§ Problem: Look through the listing below and give the number of lines that hold "postcode". Say nothing more.

[Stored entries]
● ● ● ● ● ● ●
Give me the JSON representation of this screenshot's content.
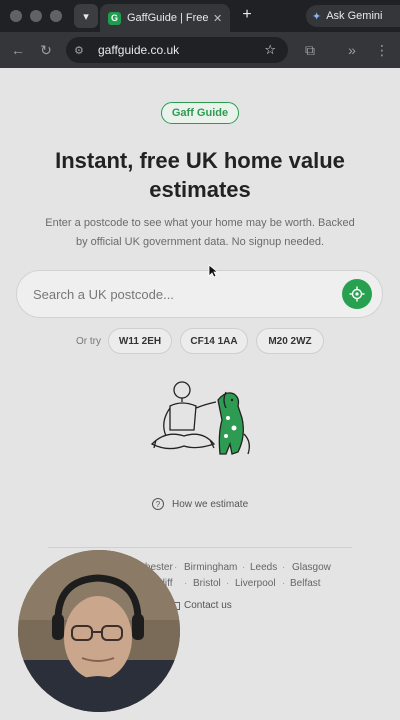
{
  "browser": {
    "tab": {
      "favicon_letter": "G",
      "title": "GaffGuide | Free",
      "close": "✕"
    },
    "new_tab": "+",
    "gemini_label": "Ask Gemini",
    "url": "gaffguide.co.uk"
  },
  "page": {
    "badge": "Gaff Guide",
    "headline_line1": "Instant, free UK home value",
    "headline_line2": "estimates",
    "subtext_line1": "Enter a postcode to see what your home may be worth. Backed",
    "subtext_line2": "by official UK government data. No signup needed.",
    "search_placeholder": "Search a UK postcode...",
    "or_try": "Or try",
    "chips": [
      "W11 2EH",
      "CF14 1AA",
      "M20 2WZ"
    ],
    "how_we_estimate": "How we estimate",
    "footer_cities_row1": [
      "chester",
      "Birmingham",
      "Leeds",
      "Glasgow"
    ],
    "footer_cities_row2": [
      "rdiff",
      "Bristol",
      "Liverpool",
      "Belfast"
    ],
    "contact": "Contact us"
  },
  "colors": {
    "accent_green": "#27a150",
    "chrome_dark": "#202124",
    "page_bg": "#e4e4e4"
  }
}
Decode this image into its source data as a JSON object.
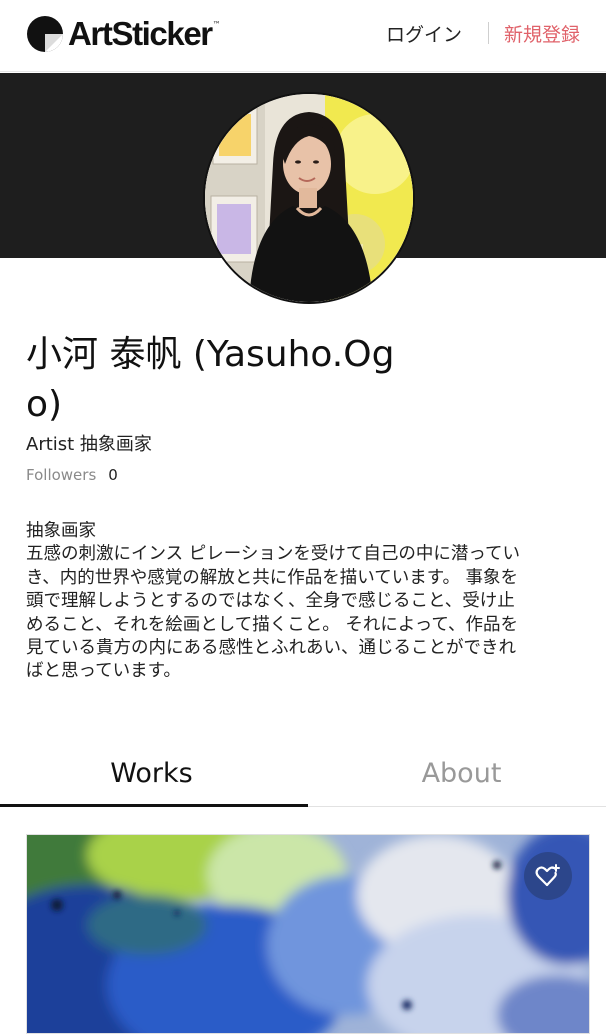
● ● ● ● ● ● ●
§ The completed task: 2